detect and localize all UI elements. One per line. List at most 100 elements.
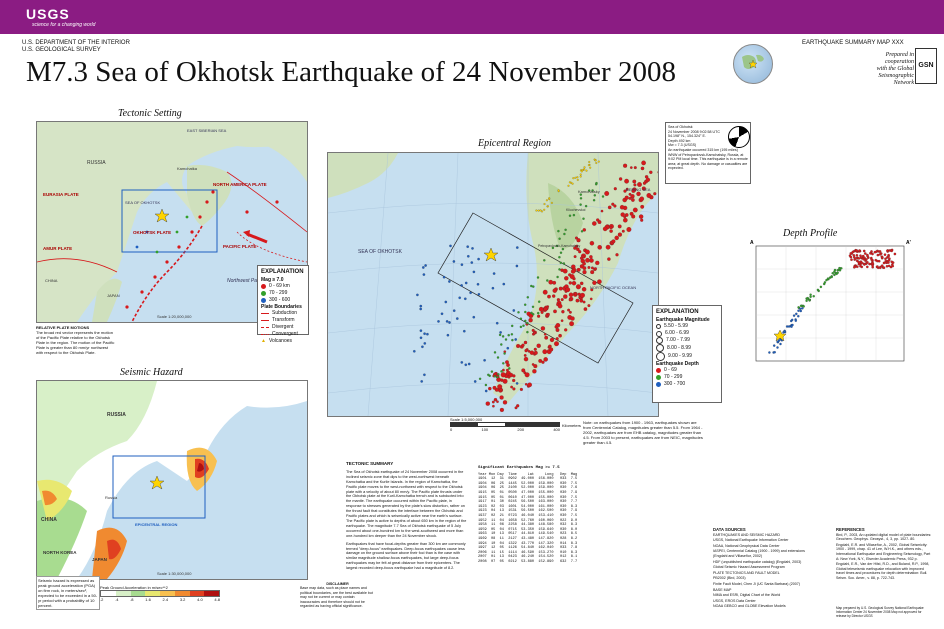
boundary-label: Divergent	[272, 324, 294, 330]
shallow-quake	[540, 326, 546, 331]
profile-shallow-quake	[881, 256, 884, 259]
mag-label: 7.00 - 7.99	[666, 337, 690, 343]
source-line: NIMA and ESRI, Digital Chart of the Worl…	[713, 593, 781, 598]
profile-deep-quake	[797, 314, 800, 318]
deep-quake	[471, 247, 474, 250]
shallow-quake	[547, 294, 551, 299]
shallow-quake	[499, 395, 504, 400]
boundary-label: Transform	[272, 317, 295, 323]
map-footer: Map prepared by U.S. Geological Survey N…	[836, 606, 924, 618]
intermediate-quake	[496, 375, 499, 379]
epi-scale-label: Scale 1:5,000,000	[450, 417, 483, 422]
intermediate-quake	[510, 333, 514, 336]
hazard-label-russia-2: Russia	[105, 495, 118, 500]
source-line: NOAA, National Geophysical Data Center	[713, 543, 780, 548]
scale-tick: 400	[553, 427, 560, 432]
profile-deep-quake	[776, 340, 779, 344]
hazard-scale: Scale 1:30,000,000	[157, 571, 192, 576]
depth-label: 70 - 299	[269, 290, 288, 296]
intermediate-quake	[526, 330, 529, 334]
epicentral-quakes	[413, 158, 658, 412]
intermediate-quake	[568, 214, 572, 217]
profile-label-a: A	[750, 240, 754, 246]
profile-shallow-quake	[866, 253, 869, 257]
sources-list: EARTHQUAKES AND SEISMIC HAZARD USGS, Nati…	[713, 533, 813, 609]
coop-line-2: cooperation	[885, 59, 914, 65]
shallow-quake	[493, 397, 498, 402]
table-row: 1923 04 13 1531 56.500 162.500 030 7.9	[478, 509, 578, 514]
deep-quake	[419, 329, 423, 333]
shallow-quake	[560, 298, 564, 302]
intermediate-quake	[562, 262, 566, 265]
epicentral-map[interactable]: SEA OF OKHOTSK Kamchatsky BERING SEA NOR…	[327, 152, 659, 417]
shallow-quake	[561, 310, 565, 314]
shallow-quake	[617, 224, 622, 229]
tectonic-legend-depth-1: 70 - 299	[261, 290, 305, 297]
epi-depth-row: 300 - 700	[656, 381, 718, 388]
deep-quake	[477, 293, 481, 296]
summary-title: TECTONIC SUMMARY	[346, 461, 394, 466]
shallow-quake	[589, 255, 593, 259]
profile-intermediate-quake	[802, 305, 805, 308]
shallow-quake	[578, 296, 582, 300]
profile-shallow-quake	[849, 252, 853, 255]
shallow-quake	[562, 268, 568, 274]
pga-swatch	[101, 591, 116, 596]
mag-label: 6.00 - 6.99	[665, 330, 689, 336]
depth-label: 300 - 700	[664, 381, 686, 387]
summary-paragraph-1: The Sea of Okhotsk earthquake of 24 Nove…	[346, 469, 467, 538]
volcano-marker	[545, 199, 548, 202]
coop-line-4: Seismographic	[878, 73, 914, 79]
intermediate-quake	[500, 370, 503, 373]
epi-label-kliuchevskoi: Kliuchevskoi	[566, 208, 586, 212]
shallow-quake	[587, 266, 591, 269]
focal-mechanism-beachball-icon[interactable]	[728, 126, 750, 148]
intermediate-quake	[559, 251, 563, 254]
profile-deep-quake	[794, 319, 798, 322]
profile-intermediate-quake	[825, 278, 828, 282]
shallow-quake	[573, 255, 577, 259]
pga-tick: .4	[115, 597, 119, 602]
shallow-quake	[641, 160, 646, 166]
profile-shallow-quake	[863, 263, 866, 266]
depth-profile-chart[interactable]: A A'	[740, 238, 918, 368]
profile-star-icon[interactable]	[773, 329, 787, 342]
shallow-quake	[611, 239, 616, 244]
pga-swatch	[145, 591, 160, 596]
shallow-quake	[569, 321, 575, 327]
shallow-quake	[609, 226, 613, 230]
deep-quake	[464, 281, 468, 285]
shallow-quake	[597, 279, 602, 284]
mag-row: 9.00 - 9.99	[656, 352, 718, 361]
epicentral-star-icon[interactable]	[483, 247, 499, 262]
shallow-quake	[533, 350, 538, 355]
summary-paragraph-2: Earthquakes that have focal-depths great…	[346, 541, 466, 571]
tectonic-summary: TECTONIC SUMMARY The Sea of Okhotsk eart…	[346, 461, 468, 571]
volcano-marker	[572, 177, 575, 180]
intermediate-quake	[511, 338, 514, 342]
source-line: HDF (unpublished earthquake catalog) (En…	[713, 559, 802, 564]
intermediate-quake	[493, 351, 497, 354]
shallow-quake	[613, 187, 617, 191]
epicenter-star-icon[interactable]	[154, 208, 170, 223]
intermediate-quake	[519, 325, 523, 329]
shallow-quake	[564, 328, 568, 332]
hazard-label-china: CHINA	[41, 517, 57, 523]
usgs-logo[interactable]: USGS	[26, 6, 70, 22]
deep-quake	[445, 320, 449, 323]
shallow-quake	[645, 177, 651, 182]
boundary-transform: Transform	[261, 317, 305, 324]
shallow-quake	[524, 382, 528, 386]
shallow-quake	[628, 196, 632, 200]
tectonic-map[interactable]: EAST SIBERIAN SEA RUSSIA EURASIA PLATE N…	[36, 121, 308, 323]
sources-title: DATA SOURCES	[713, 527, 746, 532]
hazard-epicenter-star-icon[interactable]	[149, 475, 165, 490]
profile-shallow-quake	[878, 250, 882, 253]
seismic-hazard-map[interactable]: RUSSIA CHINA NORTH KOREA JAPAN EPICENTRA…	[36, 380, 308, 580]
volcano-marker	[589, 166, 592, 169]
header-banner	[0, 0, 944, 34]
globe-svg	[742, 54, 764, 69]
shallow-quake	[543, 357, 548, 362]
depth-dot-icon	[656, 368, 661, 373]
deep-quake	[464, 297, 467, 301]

WRITTEN PROBLEM: Give every line of the records above as a JSON list of strings, one string per line. Skip blank lines and leave the pictures out.

TASK RESULT:
[
  "detect and localize all UI elements. One per line. List at most 100 elements.",
  "boundary-label: Divergent\t[272, 324, 294, 330]",
  "shallow-quake\t[540, 326, 546, 331]",
  "profile-shallow-quake\t[881, 256, 884, 259]",
  "mag-label: 7.00 - 7.99\t[666, 337, 690, 343]",
  "source-line: NIMA and ESRI, Digital Chart of the Worl…\t[713, 593, 781, 598]",
  "profile-deep-quake\t[797, 314, 800, 318]",
  "deep-quake\t[471, 247, 474, 250]",
  "shallow-quake\t[547, 294, 551, 299]",
  "shallow-quake\t[499, 395, 504, 400]",
  "boundary-label: Transform\t[272, 317, 295, 323]",
  "map-footer: Map prepared by U.S. Geological Survey N…\t[836, 606, 924, 618]",
  "intermediate-quake\t[496, 375, 499, 379]",
  "epi-scale-label: Scale 1:5,000,000\t[450, 417, 483, 422]",
  "intermediate-quake\t[510, 333, 514, 336]",
  "hazard-label-russia-2: Russia\t[105, 495, 118, 500]",
  "source-line: NOAA, National Geophysical Data Center\t[713, 543, 780, 548]",
  "scale-tick: 400\t[553, 427, 560, 432]",
  "profile-deep-quake\t[776, 340, 779, 344]",
  "hazard-scale: Scale 1:30,000,000\t[157, 571, 192, 576]",
  "depth-label: 70 - 299\t[269, 290, 288, 296]",
  "intermediate-quake\t[526, 330, 529, 334]",
  "epicentral-quakes\t[413, 158, 658, 412]",
  "intermediate-quake\t[568, 214, 572, 217]",
  "profile-label-a: A\t[750, 240, 754, 246]",
  "profile-shallow-quake\t[866, 253, 869, 257]",
  "sources-list: EARTHQUAKES AND SEISMIC HAZARD USGS, Nati…\t[713, 533, 813, 609]",
  "coop-line-2: cooperation\t[885, 59, 914, 65]",
  "shallow-quake\t[493, 397, 498, 402]",
  "table-row: 1923 04 13 1531 56.500 162.500 030 7.9\t[478, 509, 578, 514]",
  "deep-quake\t[419, 329, 423, 333]",
  "shallow-quake\t[560, 298, 564, 302]",
  "intermediate-quake\t[562, 262, 566, 265]",
  "epicentral-map[interactable]: SEA OF OKHOTSK Kamchatsky BERING SEA NOR…\t[327, 152, 659, 417]",
  "shallow-quake\t[561, 310, 565, 314]",
  "shallow-quake\t[617, 224, 622, 229]",
  "tectonic-legend-depth-1: 70 - 299\t[261, 290, 305, 297]",
  "epi-depth-row: 300 - 700\t[656, 381, 718, 388]",
  "deep-quake\t[477, 293, 481, 296]",
  "summary-title: TECTONIC SUMMARY\t[346, 461, 394, 466]",
  "shallow-quake\t[589, 255, 593, 259]",
  "profile-intermediate-quake\t[802, 305, 805, 308]",
  "shallow-quake\t[578, 296, 582, 300]",
  "profile-shallow-quake\t[849, 252, 853, 255]",
  "shallow-quake\t[562, 268, 568, 274]",
  "pga-swatch\t[101, 591, 116, 596]",
  "mag-label: 6.00 - 6.99\t[665, 330, 689, 336]",
  "depth-label: 300 - 700\t[664, 381, 686, 387]",
  "summary-paragraph-1: The Sea of Okhotsk earthquake of 24 Nove…\t[346, 469, 467, 538]",
  "volcano-marker\t[545, 199, 548, 202]",
  "coop-line-4: Seismographic\t[878, 73, 914, 79]",
  "intermediate-quake\t[500, 370, 503, 373]",
  "epi-label-kliuchevskoi: Kliuchevskoi\t[566, 208, 586, 212]",
  "shallow-quake\t[587, 266, 591, 269]",
  "focal-mechanism-beachball-icon[interactable]\t[728, 126, 750, 148]",
  "intermediate-quake\t[559, 251, 563, 254]",
  "profile-deep-quake\t[794, 319, 798, 322]",
  "profile-intermediate-quake\t[825, 278, 828, 282]",
  "shallow-quake\t[573, 255, 577, 259]",
  "pga-tick: .4\t[115, 597, 119, 602]",
  "shallow-quake\t[641, 160, 646, 166]",
  "profile-shallow-quake\t[863, 263, 866, 266]",
  "depth-profile-chart[interactable]: A A'\t[740, 238, 918, 368]",
  "profile-star-icon[interactable]\t[773, 329, 787, 342]",
  "shallow-quake\t[611, 239, 616, 244]",
  "pga-swatch\t[145, 591, 160, 596]",
  "shallow-quake\t[569, 321, 575, 327]",
  "shallow-quake\t[609, 226, 613, 230]",
  "deep-quake\t[464, 281, 468, 285]",
  "shallow-quake\t[597, 279, 602, 284]",
  "mag-row: 9.00 - 9.99\t[656, 352, 718, 361]",
  "epicentral-star-icon[interactable]\t[483, 247, 499, 262]",
  "shallow-quake\t[533, 350, 538, 355]",
  "summary-paragraph-2: Earthquakes that have focal-depths great…\t[346, 541, 466, 571]",
  "tectonic-summary: TECTONIC SUMMARY The Sea of Okhotsk eart…\t[346, 461, 468, 571]",
  "volcano-marker\t[572, 177, 575, 180]",
  "intermediate-quake\t[511, 338, 514, 342]",
  "source-line: HDF (unpublished earthquake catalog) (En…\t[713, 559, 802, 564]",
  "intermediate-quake\t[493, 351, 497, 354]",
  "shallow-quake\t[613, 187, 617, 191]",
  "epicenter-star-icon[interactable]\t[154, 208, 170, 223]",
  "intermediate-quake\t[519, 325, 523, 329]",
  "shallow-quake\t[564, 328, 568, 332]",
  "hazard-label-china: CHINA\t[41, 517, 57, 523]",
  "usgs-logo[interactable]: USGS\t[26, 6, 70, 22]",
  "deep-quake\t[445, 320, 449, 323]",
  "shallow-quake\t[645, 177, 651, 182]",
  "boundary-transform: Transform\t[261, 317, 305, 324]",
  "shallow-quake\t[524, 382, 528, 386]",
  "shallow-quake\t[628, 196, 632, 200]",
  "tectonic-map[interactable]: EAST SIBERIAN SEA RUSSIA EURASIA PLATE N…\t[36, 121, 308, 323]",
  "sources-title: DATA SOURCES\t[713, 527, 746, 532]",
  "hazard-epicenter-star-icon[interactable]\t[149, 475, 165, 490]",
  "profile-shallow-quake\t[878, 250, 882, 253]",
  "seismic-hazard-map[interactable]: RUSSIA CHINA NORTH KOREA JAPAN EPICENTRA…\t[36, 380, 308, 580]",
  "volcano-marker\t[589, 166, 592, 169]",
  "header-banner\t[0, 0, 944, 34]",
  "globe-svg\t[742, 54, 764, 69]",
  "shallow-quake\t[543, 357, 548, 362]",
  "depth-dot-icon\t[656, 368, 661, 373]",
  "deep-quake\t[464, 297, 467, 301]"
]